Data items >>

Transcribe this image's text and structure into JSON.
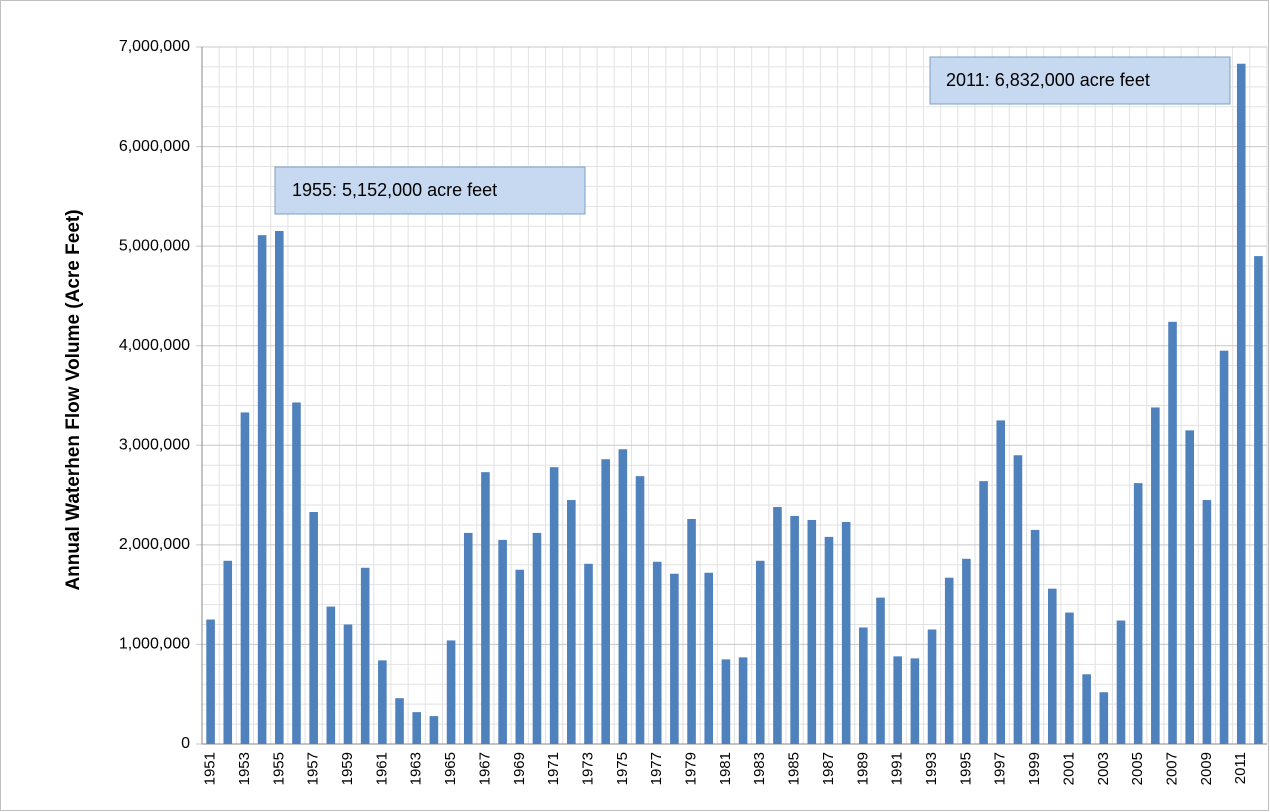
{
  "chart_data": {
    "type": "bar",
    "y_label": "Annual Waterhen Flow Volume (Acre Feet)",
    "annotations": [
      "1955: 5,152,000 acre feet",
      "2011: 6,832,000 acre feet"
    ],
    "categories": [
      "1951",
      null,
      "1953",
      null,
      "1955",
      null,
      "1957",
      null,
      "1959",
      null,
      "1961",
      null,
      "1963",
      null,
      "1965",
      null,
      "1967",
      null,
      "1969",
      null,
      "1971",
      null,
      "1973",
      null,
      "1975",
      null,
      "1977",
      null,
      "1979",
      null,
      "1981",
      null,
      "1983",
      null,
      "1985",
      null,
      "1987",
      null,
      "1989",
      null,
      "1991",
      null,
      "1993",
      null,
      "1995",
      null,
      "1997",
      null,
      "1999",
      null,
      "2001",
      null,
      "2003",
      null,
      "2005",
      null,
      "2007",
      null,
      "2009",
      null,
      "2011",
      null
    ],
    "values": [
      1250000,
      1840000,
      3330000,
      5110000,
      5152000,
      3430000,
      2330000,
      1380000,
      1200000,
      1770000,
      840000,
      460000,
      320000,
      280000,
      1040000,
      2120000,
      2730000,
      2050000,
      1750000,
      2120000,
      2780000,
      2450000,
      1810000,
      2860000,
      2960000,
      2690000,
      1830000,
      1710000,
      2260000,
      1720000,
      850000,
      870000,
      1840000,
      2380000,
      2290000,
      2250000,
      2080000,
      2230000,
      1170000,
      1470000,
      880000,
      860000,
      1150000,
      1670000,
      1860000,
      2640000,
      3250000,
      2900000,
      2150000,
      1560000,
      1320000,
      700000,
      520000,
      1240000,
      2620000,
      3380000,
      4240000,
      3150000,
      2450000,
      3950000,
      6832000,
      4900000
    ],
    "color": "#4f81bd",
    "ylim": [
      0,
      7000000
    ],
    "yticks": [
      0,
      {
        "value": 1000000,
        "label": "1,000,000"
      },
      {
        "value": 2000000,
        "label": "2,000,000"
      },
      {
        "value": 3000000,
        "label": "3,000,000"
      },
      {
        "value": 4000000,
        "label": "4,000,000"
      },
      {
        "value": 5000000,
        "label": "5,000,000"
      },
      {
        "value": 6000000,
        "label": "6,000,000"
      },
      {
        "value": 7000000,
        "label": "7,000,000"
      }
    ],
    "grid": true
  }
}
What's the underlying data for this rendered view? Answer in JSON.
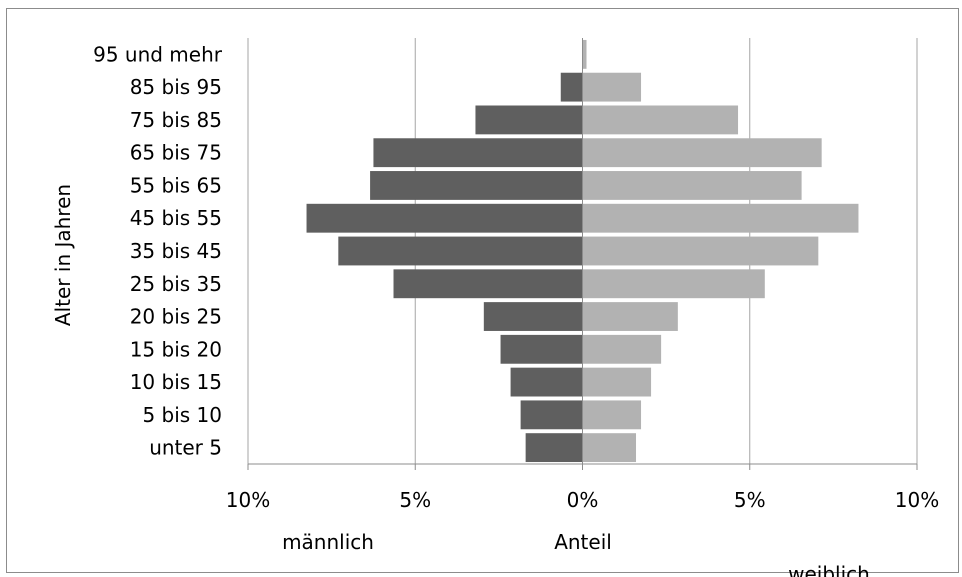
{
  "chart_data": {
    "type": "bar",
    "orientation": "horizontal",
    "title": "",
    "xlabel": "Anteil",
    "ylabel": "Alter in Jahren",
    "side_labels": {
      "left": "männlich",
      "right": "weiblich"
    },
    "categories": [
      "unter 5",
      "5 bis 10",
      "10 bis 15",
      "15 bis 20",
      "20 bis 25",
      "25 bis 35",
      "35 bis 45",
      "45 bis 55",
      "55 bis 65",
      "65 bis 75",
      "75 bis 85",
      "85 bis 95",
      "95 und mehr"
    ],
    "series": [
      {
        "values": [
          -1.7,
          -1.85,
          -2.15,
          -2.45,
          -2.95,
          -5.65,
          -7.3,
          -8.25,
          -6.35,
          -6.25,
          -3.2,
          -0.65,
          0
        ],
        "color": "#5f5f5f"
      },
      {
        "values": [
          1.6,
          1.75,
          2.05,
          2.35,
          2.85,
          5.45,
          7.05,
          8.25,
          6.55,
          7.15,
          4.65,
          1.75,
          0.12
        ],
        "color": "#b2b2b2"
      }
    ],
    "xlim": [
      -10,
      10
    ],
    "xticks": [
      -10,
      -5,
      0,
      5,
      10
    ],
    "xtick_labels": [
      "10%",
      "5%",
      "0%",
      "5%",
      "10%"
    ],
    "grid": "vertical",
    "gridline_color": "#a6a6a6"
  }
}
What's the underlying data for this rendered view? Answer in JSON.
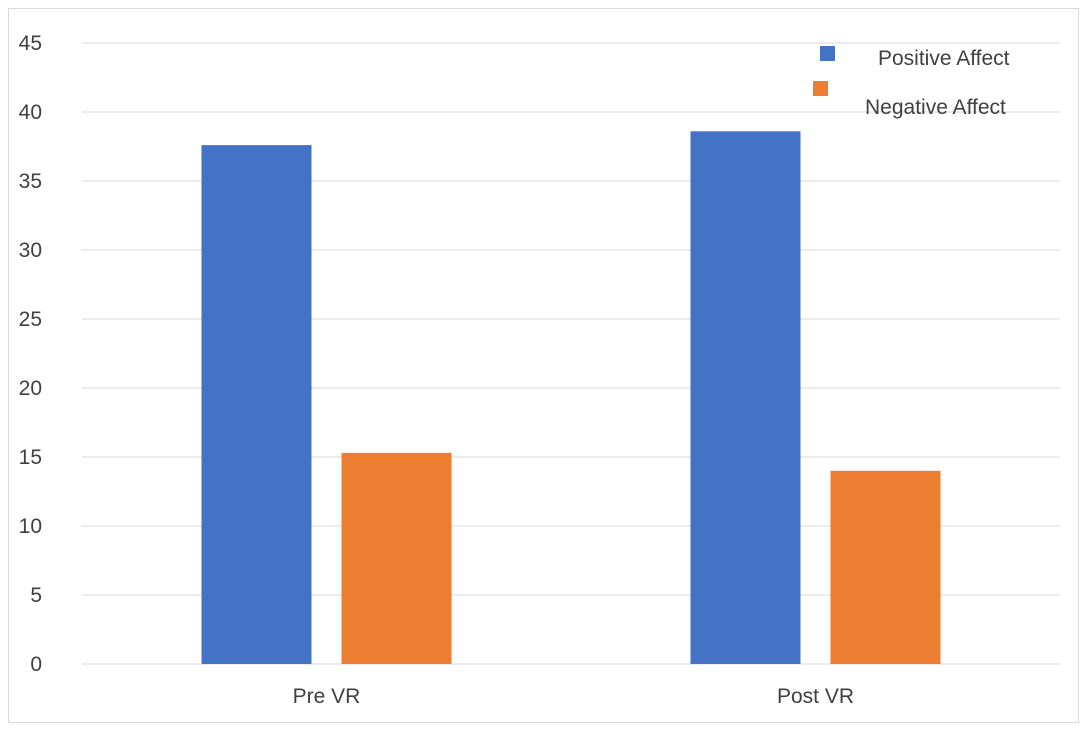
{
  "chart_data": {
    "type": "bar",
    "title": "",
    "xlabel": "",
    "ylabel": "",
    "categories": [
      "Pre VR",
      "Post VR"
    ],
    "series": [
      {
        "name": "Positive Affect",
        "values": [
          37.6,
          38.6
        ],
        "color": "#4472C4"
      },
      {
        "name": "Negative Affect",
        "values": [
          15.3,
          14.0
        ],
        "color": "#ED7D31"
      }
    ],
    "ylim": [
      0,
      45
    ],
    "yticks": [
      0,
      5,
      10,
      15,
      20,
      25,
      30,
      35,
      40,
      45
    ],
    "grid": true,
    "gridColor": "#d9d9d9",
    "legend": "top-right"
  }
}
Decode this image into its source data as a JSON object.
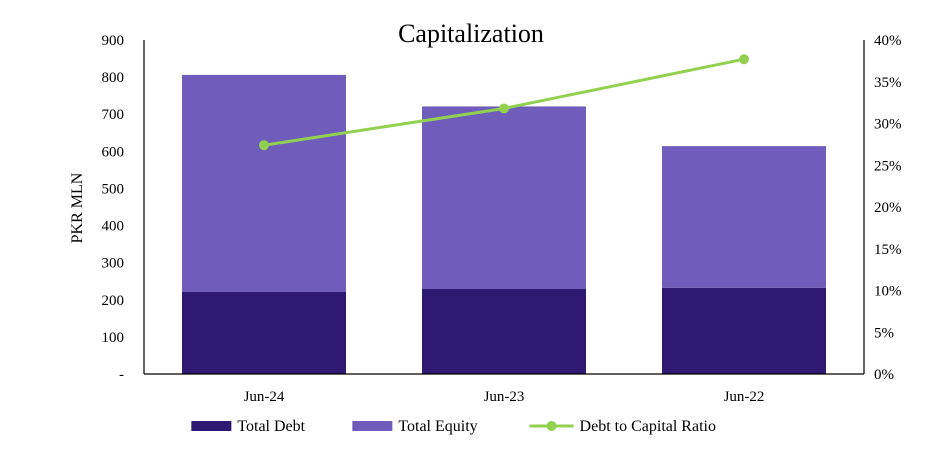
{
  "chart_data": {
    "type": "bar",
    "stacked": true,
    "title": "Capitalization",
    "ylabel": "PKR MLN",
    "categories": [
      "Jun-24",
      "Jun-23",
      "Jun-22"
    ],
    "ylim": [
      0,
      900
    ],
    "y_ticks": [
      "-",
      "100",
      "200",
      "300",
      "400",
      "500",
      "600",
      "700",
      "800",
      "900"
    ],
    "y2lim": [
      0,
      0.4
    ],
    "y2_ticks": [
      "0%",
      "5%",
      "10%",
      "15%",
      "20%",
      "25%",
      "30%",
      "35%",
      "40%"
    ],
    "series": [
      {
        "name": "Total Debt",
        "type": "bar",
        "axis": "left",
        "color": "#2e1a72",
        "values": [
          221,
          229,
          232
        ]
      },
      {
        "name": "Total Equity",
        "type": "bar",
        "axis": "left",
        "color": "#705cbb",
        "values": [
          585,
          492,
          382
        ]
      },
      {
        "name": "Debt to Capital Ratio",
        "type": "line",
        "axis": "right",
        "color": "#92d050",
        "values": [
          0.274,
          0.318,
          0.377
        ]
      }
    ],
    "legend_position": "bottom",
    "grid": false
  }
}
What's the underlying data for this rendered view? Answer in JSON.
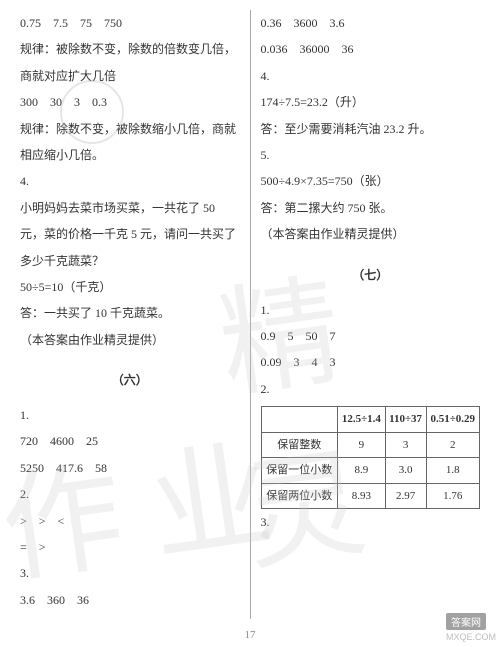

Directions >>
Your answer should be a single number: the count of lines holding the word "into".

Answer >>
2